> _Goal of the exercise_:
Pick out the lines below with "text" and list them.

> _Provided data_:
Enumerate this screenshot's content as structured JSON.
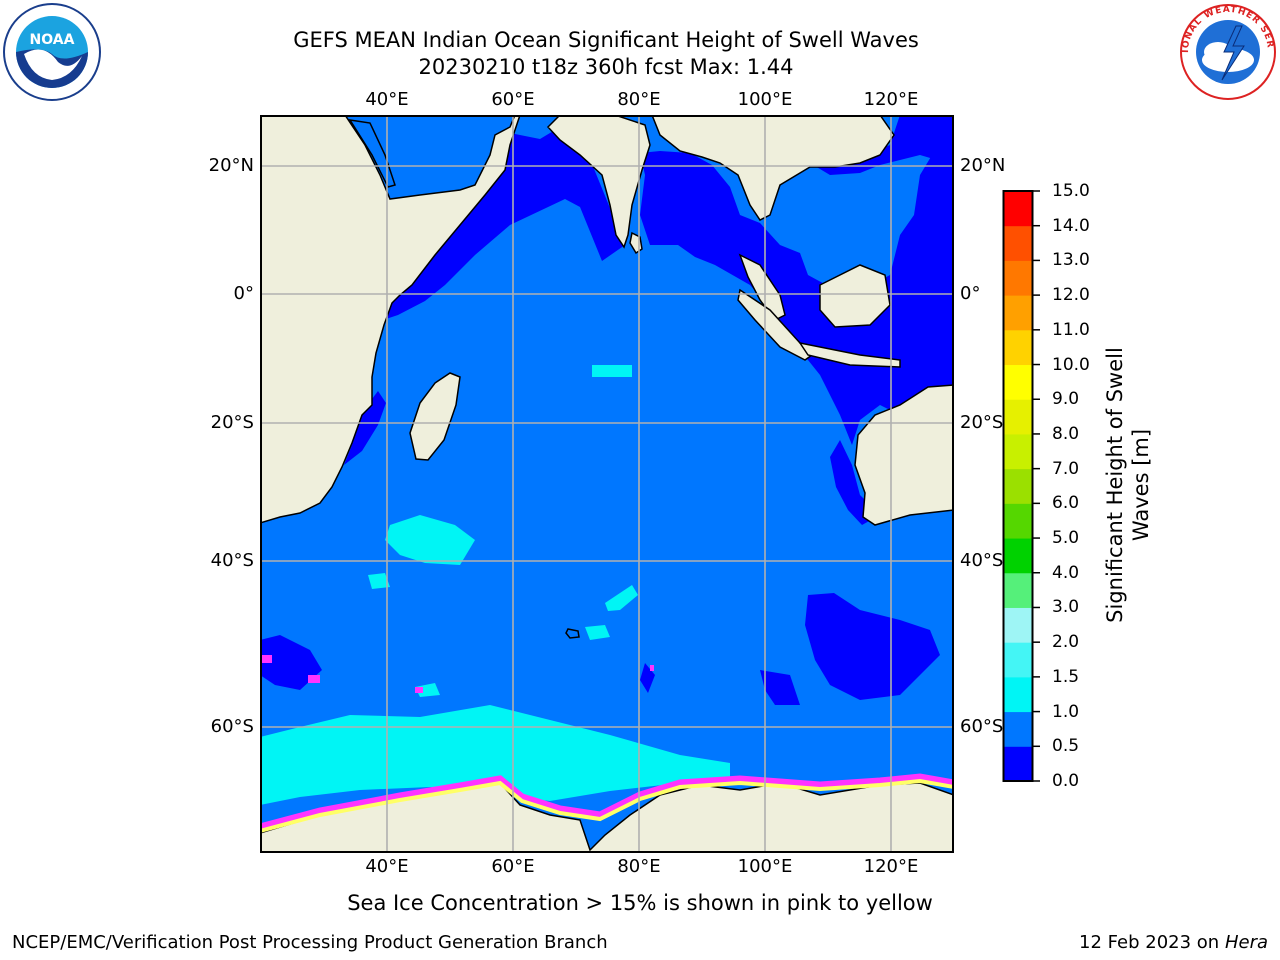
{
  "header": {
    "title_line1": "GEFS MEAN Indian Ocean Significant Height of Swell Waves",
    "title_line2": "20230210 t18z 360h fcst   Max: 1.44"
  },
  "logos": {
    "left": {
      "icon": "noaa-logo-icon",
      "text": "NOAA"
    },
    "right": {
      "icon": "nws-logo-icon",
      "text": "NATIONAL WEATHER SERVICE"
    }
  },
  "map": {
    "lon_ticks": [
      "40°E",
      "60°E",
      "80°E",
      "100°E",
      "120°E"
    ],
    "lat_ticks": [
      "20°N",
      "0°",
      "20°S",
      "40°S",
      "60°S"
    ],
    "colors": {
      "ocean_main": "#0077ff",
      "ocean_shallow": "#0000ff",
      "swell_cyan": "#00f5f5",
      "land": "#efefdc",
      "ice_pink": "#ff33ff",
      "ice_yellow": "#ffff66",
      "grid": "#b0b0b0"
    }
  },
  "colorbar": {
    "label": "Significant Height of Swell Waves [m]",
    "tick_labels": [
      "0.0",
      "0.5",
      "1.0",
      "1.5",
      "2.0",
      "3.0",
      "4.0",
      "5.0",
      "6.0",
      "7.0",
      "8.0",
      "9.0",
      "10.0",
      "11.0",
      "12.0",
      "13.0",
      "14.0",
      "15.0"
    ],
    "colors": [
      "#0000ff",
      "#0077ff",
      "#00f5f5",
      "#44f5f5",
      "#9ef5f5",
      "#55f07a",
      "#00d200",
      "#55d700",
      "#9be000",
      "#c8f000",
      "#e6f000",
      "#ffff00",
      "#ffd200",
      "#ffa000",
      "#ff7800",
      "#ff5000",
      "#ff0000"
    ]
  },
  "caption": "Sea Ice Concentration > 15% is shown in pink to yellow",
  "footer": {
    "left": "NCEP/EMC/Verification Post Processing Product Generation Branch",
    "date": "12 Feb 2023 on",
    "machine": "Hera"
  }
}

> _Solution to the exercise_:
      "text": "NOAA"
      "text": "NATIONAL WEATHER SERVICE"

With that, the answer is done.